Find the lines containing the word "pkts" and copy every one of them.

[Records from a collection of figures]
* * * * * * * * *
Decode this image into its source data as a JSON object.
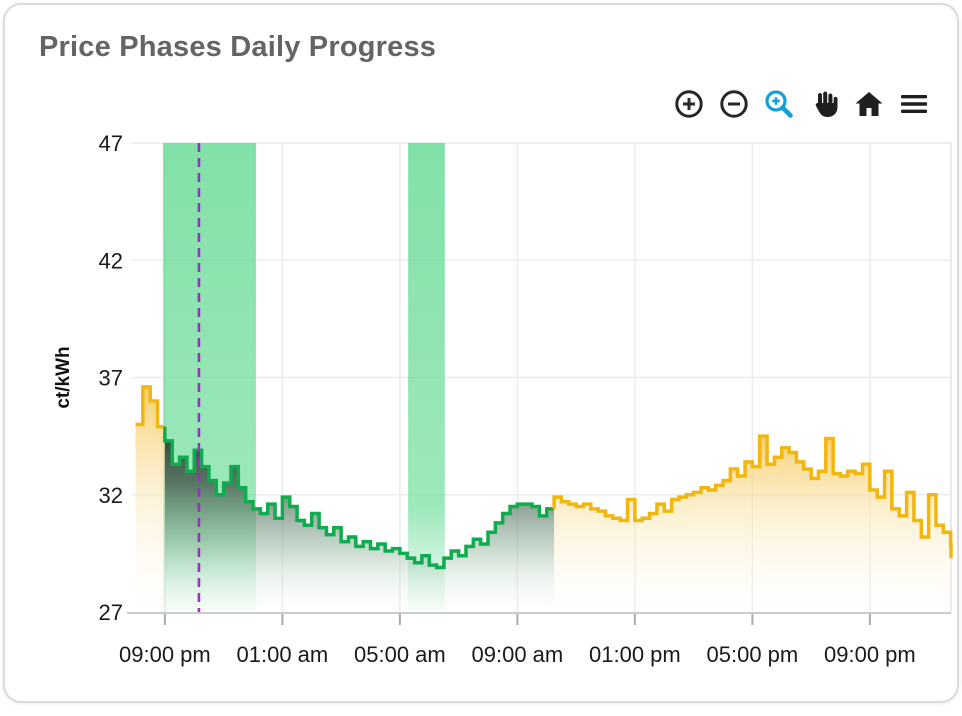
{
  "card": {
    "title": "Price Phases Daily Progress"
  },
  "toolbar": {
    "buttons": [
      {
        "name": "zoom-in",
        "icon": "plus-circle-icon",
        "color": "#262626"
      },
      {
        "name": "zoom-out",
        "icon": "minus-circle-icon",
        "color": "#262626"
      },
      {
        "name": "box-zoom",
        "icon": "magnifier-plus-icon",
        "color": "#149fd4",
        "active": true
      },
      {
        "name": "pan",
        "icon": "hand-icon",
        "color": "#1f1f1f"
      },
      {
        "name": "reset-axes",
        "icon": "home-icon",
        "color": "#1f1f1f"
      },
      {
        "name": "menu",
        "icon": "hamburger-icon",
        "color": "#1f1f1f"
      }
    ]
  },
  "chart_data": {
    "type": "area",
    "subtype": "step-area-phases",
    "title": "Price Phases Daily Progress",
    "ylabel": "ct/kWh",
    "xlabel": "",
    "y_axis": {
      "ticks": [
        47,
        42,
        37,
        32,
        27
      ],
      "range": [
        27,
        47
      ],
      "grid_values": [
        47,
        42,
        37,
        32
      ]
    },
    "x_axis": {
      "tick_labels": [
        "09:00 pm",
        "01:00 am",
        "05:00 am",
        "09:00 am",
        "01:00 pm",
        "05:00 pm",
        "09:00 pm"
      ],
      "tick_hour_offsets": [
        1,
        5,
        9,
        13,
        17,
        21,
        25
      ],
      "range_hour_offsets": [
        -0.15,
        27.76
      ]
    },
    "step_minutes": 15,
    "values": [
      35.0,
      36.6,
      36.0,
      34.9,
      34.3,
      33.3,
      33.6,
      33.0,
      33.9,
      33.2,
      32.6,
      32.0,
      32.5,
      33.2,
      32.3,
      31.7,
      31.4,
      31.2,
      31.6,
      31.0,
      31.9,
      31.5,
      30.9,
      30.7,
      31.2,
      30.6,
      30.3,
      30.6,
      30.0,
      30.2,
      29.8,
      30.0,
      29.7,
      29.9,
      29.6,
      29.7,
      29.5,
      29.3,
      29.1,
      29.4,
      29.0,
      28.9,
      29.3,
      29.6,
      29.4,
      29.8,
      30.1,
      29.9,
      30.4,
      30.8,
      31.2,
      31.5,
      31.6,
      31.6,
      31.5,
      31.1,
      31.4,
      31.9,
      31.7,
      31.6,
      31.5,
      31.6,
      31.4,
      31.3,
      31.1,
      31.0,
      30.9,
      31.8,
      30.9,
      31.0,
      31.2,
      31.6,
      31.3,
      31.8,
      31.9,
      32.0,
      32.1,
      32.3,
      32.2,
      32.4,
      32.6,
      33.1,
      32.8,
      33.4,
      33.2,
      34.5,
      33.3,
      33.6,
      34.0,
      33.8,
      33.4,
      33.1,
      32.7,
      33.0,
      34.4,
      32.9,
      32.8,
      33.0,
      32.9,
      33.3,
      32.2,
      31.9,
      33.0,
      31.4,
      31.1,
      32.1,
      30.9,
      30.2,
      32.0,
      30.7,
      30.4,
      29.9
    ],
    "end_drop_value": 29.3,
    "phases": [
      {
        "name": "high-price",
        "fill": "yellow",
        "color": "#f2b60d",
        "start": 0,
        "end": 3
      },
      {
        "name": "low-price",
        "fill": "green",
        "color": "#0fab4f",
        "start": 4,
        "end": 56
      },
      {
        "name": "high-price",
        "fill": "yellow",
        "color": "#f2b60d",
        "start": 57,
        "end": 111
      }
    ],
    "highlight_bands": [
      {
        "name": "cheap-window",
        "start_hour": 0.94,
        "end_hour": 4.1,
        "color": "#66da94"
      },
      {
        "name": "cheap-window",
        "start_hour": 9.28,
        "end_hour": 10.53,
        "color": "#66da94"
      }
    ],
    "now_line": {
      "hour_offset": 2.16,
      "color": "#9b30c0",
      "style": "dashed"
    },
    "layout": {
      "grid": true,
      "legend": false
    }
  }
}
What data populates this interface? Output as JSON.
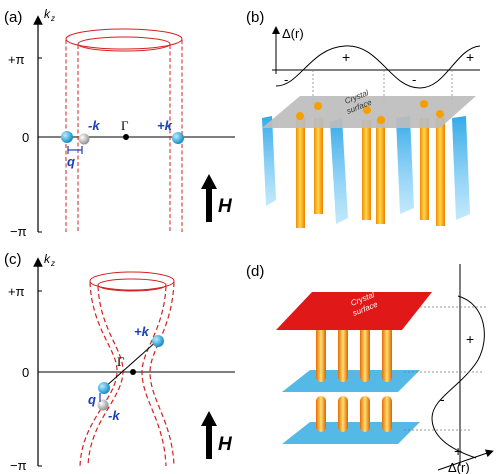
{
  "panels": {
    "a": {
      "label": "(a)",
      "axis_label": "k",
      "axis_sub": "z",
      "tick_top": "+π",
      "tick_mid": "0",
      "tick_bottom": "−π",
      "minus_k": "-k",
      "plus_k": "+k",
      "gamma": "Γ",
      "q": "q",
      "field": "H"
    },
    "b": {
      "label": "(b)",
      "delta_label": "Δ(r)",
      "signs": [
        "-",
        "+",
        "-",
        "+"
      ],
      "surface_text": [
        "Crystal",
        "surface"
      ]
    },
    "c": {
      "label": "(c)",
      "axis_label": "k",
      "axis_sub": "z",
      "tick_top": "+π",
      "tick_mid": "0",
      "tick_bottom": "−π",
      "plus_k": "+k",
      "minus_k": "-k",
      "gamma": "Γ",
      "q": "q",
      "field": "H"
    },
    "d": {
      "label": "(d)",
      "delta_label": "Δ(r)",
      "signs": [
        "+",
        "-",
        "+"
      ],
      "surface_text": [
        "Crystal",
        "surface"
      ]
    }
  },
  "colors": {
    "fermi_surface": "#d42020",
    "k_label": "#1a3fb8",
    "cyan": "#29a8e0",
    "orange": "#f5a000",
    "red_surface": "#e01818",
    "gray_surface": "#bdbdbd"
  }
}
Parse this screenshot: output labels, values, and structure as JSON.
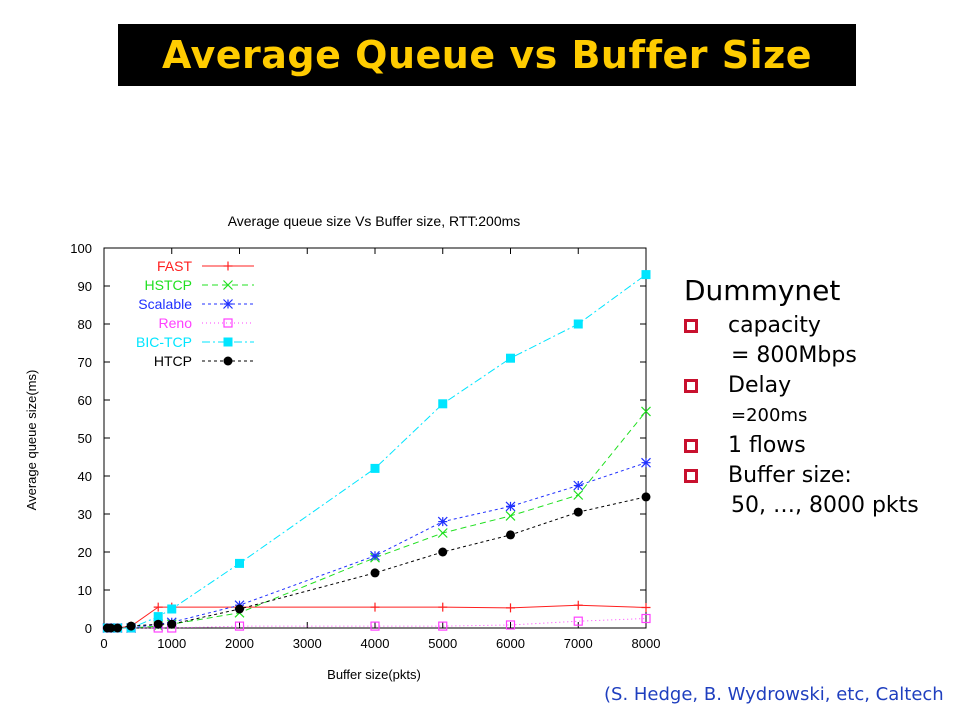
{
  "slide_title": "Average Queue vs Buffer Size",
  "bullets": {
    "heading": "Dummynet",
    "items": [
      {
        "line1": "capacity",
        "line2": "= 800Mbps",
        "small": false
      },
      {
        "line1": "Delay",
        "line2": "=200ms",
        "small": true
      },
      {
        "line1": "1 flows",
        "line2": "",
        "small": false
      },
      {
        "line1": "Buffer size:",
        "line2": "50, …, 8000 pkts",
        "small": false
      }
    ]
  },
  "credit": "(S. Hedge, B. Wydrowski, etc, Caltech",
  "colors": {
    "title_bg": "#000000",
    "title_text": "#ffcc00",
    "bullet_box": "#c8102e",
    "credit": "#1f3fbf"
  },
  "chart_data": {
    "type": "line",
    "title": "Average queue size Vs Buffer size, RTT:200ms",
    "xlabel": "Buffer size(pkts)",
    "ylabel": "Average queue size(ms)",
    "xlim": [
      0,
      8000
    ],
    "ylim": [
      0,
      100
    ],
    "xticks": [
      0,
      1000,
      2000,
      3000,
      4000,
      5000,
      6000,
      7000,
      8000
    ],
    "yticks": [
      0,
      10,
      20,
      30,
      40,
      50,
      60,
      70,
      80,
      90,
      100
    ],
    "grid": false,
    "legend_position": "top-left",
    "series": [
      {
        "name": "FAST",
        "color": "#ff2020",
        "marker": "plus",
        "dash": "",
        "points": [
          [
            50,
            0
          ],
          [
            100,
            0
          ],
          [
            200,
            0
          ],
          [
            400,
            0.5
          ],
          [
            800,
            5.5
          ],
          [
            1000,
            5.5
          ],
          [
            2000,
            5.5
          ],
          [
            4000,
            5.5
          ],
          [
            5000,
            5.5
          ],
          [
            6000,
            5.3
          ],
          [
            7000,
            6
          ],
          [
            8000,
            5.4
          ]
        ]
      },
      {
        "name": "HSTCP",
        "color": "#20e020",
        "marker": "x",
        "dash": "6,4",
        "points": [
          [
            50,
            0
          ],
          [
            100,
            0
          ],
          [
            200,
            0
          ],
          [
            400,
            0
          ],
          [
            800,
            0.5
          ],
          [
            1000,
            1
          ],
          [
            2000,
            4
          ],
          [
            4000,
            18.5
          ],
          [
            5000,
            25
          ],
          [
            6000,
            29.5
          ],
          [
            7000,
            35
          ],
          [
            8000,
            57
          ]
        ]
      },
      {
        "name": "Scalable",
        "color": "#2030ff",
        "marker": "star",
        "dash": "3,3",
        "points": [
          [
            50,
            0
          ],
          [
            100,
            0
          ],
          [
            200,
            0
          ],
          [
            400,
            0
          ],
          [
            800,
            1
          ],
          [
            1000,
            1.5
          ],
          [
            2000,
            6
          ],
          [
            4000,
            19
          ],
          [
            5000,
            28
          ],
          [
            6000,
            32
          ],
          [
            7000,
            37.5
          ],
          [
            8000,
            43.5
          ]
        ]
      },
      {
        "name": "Reno",
        "color": "#ff40ff",
        "marker": "square-open",
        "dash": "1,3",
        "points": [
          [
            50,
            0
          ],
          [
            100,
            0
          ],
          [
            200,
            0
          ],
          [
            400,
            0
          ],
          [
            800,
            0
          ],
          [
            1000,
            0
          ],
          [
            2000,
            0.5
          ],
          [
            4000,
            0.5
          ],
          [
            5000,
            0.5
          ],
          [
            6000,
            0.8
          ],
          [
            7000,
            1.8
          ],
          [
            8000,
            2.5
          ]
        ]
      },
      {
        "name": "BIC-TCP",
        "color": "#00e5ff",
        "marker": "square-filled",
        "dash": "8,3,2,3",
        "points": [
          [
            50,
            0
          ],
          [
            100,
            0
          ],
          [
            200,
            0
          ],
          [
            400,
            0
          ],
          [
            800,
            3
          ],
          [
            1000,
            5
          ],
          [
            2000,
            17
          ],
          [
            4000,
            42
          ],
          [
            5000,
            59
          ],
          [
            6000,
            71
          ],
          [
            7000,
            80
          ],
          [
            8000,
            93
          ]
        ]
      },
      {
        "name": "HTCP",
        "color": "#000000",
        "marker": "circle",
        "dash": "3,3",
        "points": [
          [
            50,
            0
          ],
          [
            100,
            0
          ],
          [
            200,
            0
          ],
          [
            400,
            0.5
          ],
          [
            800,
            1
          ],
          [
            1000,
            1
          ],
          [
            2000,
            5
          ],
          [
            4000,
            14.5
          ],
          [
            5000,
            20
          ],
          [
            6000,
            24.5
          ],
          [
            7000,
            30.5
          ],
          [
            8000,
            34.5
          ]
        ]
      }
    ]
  }
}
* * * * * * * * *
**The result**:
        "line2": "50, …, 8000 pkts",
    "xlabel": "Buffer size(pkts)",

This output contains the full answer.